<<<<

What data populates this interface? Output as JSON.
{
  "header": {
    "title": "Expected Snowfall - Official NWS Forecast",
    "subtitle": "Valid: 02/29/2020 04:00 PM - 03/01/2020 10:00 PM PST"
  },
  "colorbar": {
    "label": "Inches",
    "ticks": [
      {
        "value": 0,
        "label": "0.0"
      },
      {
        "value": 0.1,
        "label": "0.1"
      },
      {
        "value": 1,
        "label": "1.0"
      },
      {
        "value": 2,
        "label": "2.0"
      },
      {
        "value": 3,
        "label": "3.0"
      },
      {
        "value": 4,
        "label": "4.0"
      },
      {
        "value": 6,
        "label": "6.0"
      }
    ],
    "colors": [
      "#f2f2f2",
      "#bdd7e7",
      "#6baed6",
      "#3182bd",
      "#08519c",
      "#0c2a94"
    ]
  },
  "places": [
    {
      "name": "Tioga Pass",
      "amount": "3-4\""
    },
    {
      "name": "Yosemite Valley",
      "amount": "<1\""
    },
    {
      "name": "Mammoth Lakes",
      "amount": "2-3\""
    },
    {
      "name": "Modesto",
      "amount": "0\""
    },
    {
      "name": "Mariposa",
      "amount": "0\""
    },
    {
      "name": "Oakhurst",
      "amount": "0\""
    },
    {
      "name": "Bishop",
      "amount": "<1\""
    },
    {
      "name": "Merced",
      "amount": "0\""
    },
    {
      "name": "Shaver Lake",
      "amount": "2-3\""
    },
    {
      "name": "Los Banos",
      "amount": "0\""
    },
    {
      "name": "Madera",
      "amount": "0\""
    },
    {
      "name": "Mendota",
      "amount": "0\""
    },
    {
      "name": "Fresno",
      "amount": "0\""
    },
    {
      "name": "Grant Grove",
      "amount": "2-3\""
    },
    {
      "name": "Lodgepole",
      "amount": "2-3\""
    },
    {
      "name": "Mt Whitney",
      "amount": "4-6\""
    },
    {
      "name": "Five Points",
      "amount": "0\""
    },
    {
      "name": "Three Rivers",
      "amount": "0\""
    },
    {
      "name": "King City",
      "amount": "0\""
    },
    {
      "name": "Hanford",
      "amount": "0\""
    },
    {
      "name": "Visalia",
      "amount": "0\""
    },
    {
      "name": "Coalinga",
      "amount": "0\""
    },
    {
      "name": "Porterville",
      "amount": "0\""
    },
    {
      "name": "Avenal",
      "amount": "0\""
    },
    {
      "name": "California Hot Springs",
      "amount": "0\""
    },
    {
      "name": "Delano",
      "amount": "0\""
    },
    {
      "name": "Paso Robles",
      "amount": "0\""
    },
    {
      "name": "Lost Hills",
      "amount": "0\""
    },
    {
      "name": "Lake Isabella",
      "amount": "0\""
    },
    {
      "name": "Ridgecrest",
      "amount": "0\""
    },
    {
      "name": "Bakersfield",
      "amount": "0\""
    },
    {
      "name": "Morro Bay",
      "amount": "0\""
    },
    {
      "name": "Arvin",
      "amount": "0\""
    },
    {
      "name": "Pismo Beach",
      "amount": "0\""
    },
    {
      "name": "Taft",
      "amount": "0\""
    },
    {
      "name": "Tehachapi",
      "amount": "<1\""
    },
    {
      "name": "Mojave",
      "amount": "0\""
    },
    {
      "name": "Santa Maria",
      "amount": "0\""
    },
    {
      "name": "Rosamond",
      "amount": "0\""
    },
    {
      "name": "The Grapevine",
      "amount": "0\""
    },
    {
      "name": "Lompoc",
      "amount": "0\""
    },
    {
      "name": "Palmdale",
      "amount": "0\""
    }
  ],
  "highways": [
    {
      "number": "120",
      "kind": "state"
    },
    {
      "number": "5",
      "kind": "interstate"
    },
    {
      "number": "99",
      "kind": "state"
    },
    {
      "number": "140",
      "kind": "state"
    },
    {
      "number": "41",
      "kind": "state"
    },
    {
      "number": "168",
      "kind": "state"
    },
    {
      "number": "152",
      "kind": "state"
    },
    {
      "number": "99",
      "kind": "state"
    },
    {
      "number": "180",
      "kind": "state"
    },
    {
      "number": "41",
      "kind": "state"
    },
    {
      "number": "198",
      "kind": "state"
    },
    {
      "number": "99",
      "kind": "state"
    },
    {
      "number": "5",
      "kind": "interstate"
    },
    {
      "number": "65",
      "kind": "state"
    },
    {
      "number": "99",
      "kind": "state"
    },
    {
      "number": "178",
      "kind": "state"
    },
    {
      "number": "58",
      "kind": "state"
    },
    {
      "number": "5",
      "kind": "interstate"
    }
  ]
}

>>>>

> _Your instructions_
Extract all lines of the records above that include "label".

> _Worked answer_
    "label": "Inches",
        "label": "0.0"
        "label": "0.1"
        "label": "1.0"
        "label": "2.0"
        "label": "3.0"
        "label": "4.0"
        "label": "6.0"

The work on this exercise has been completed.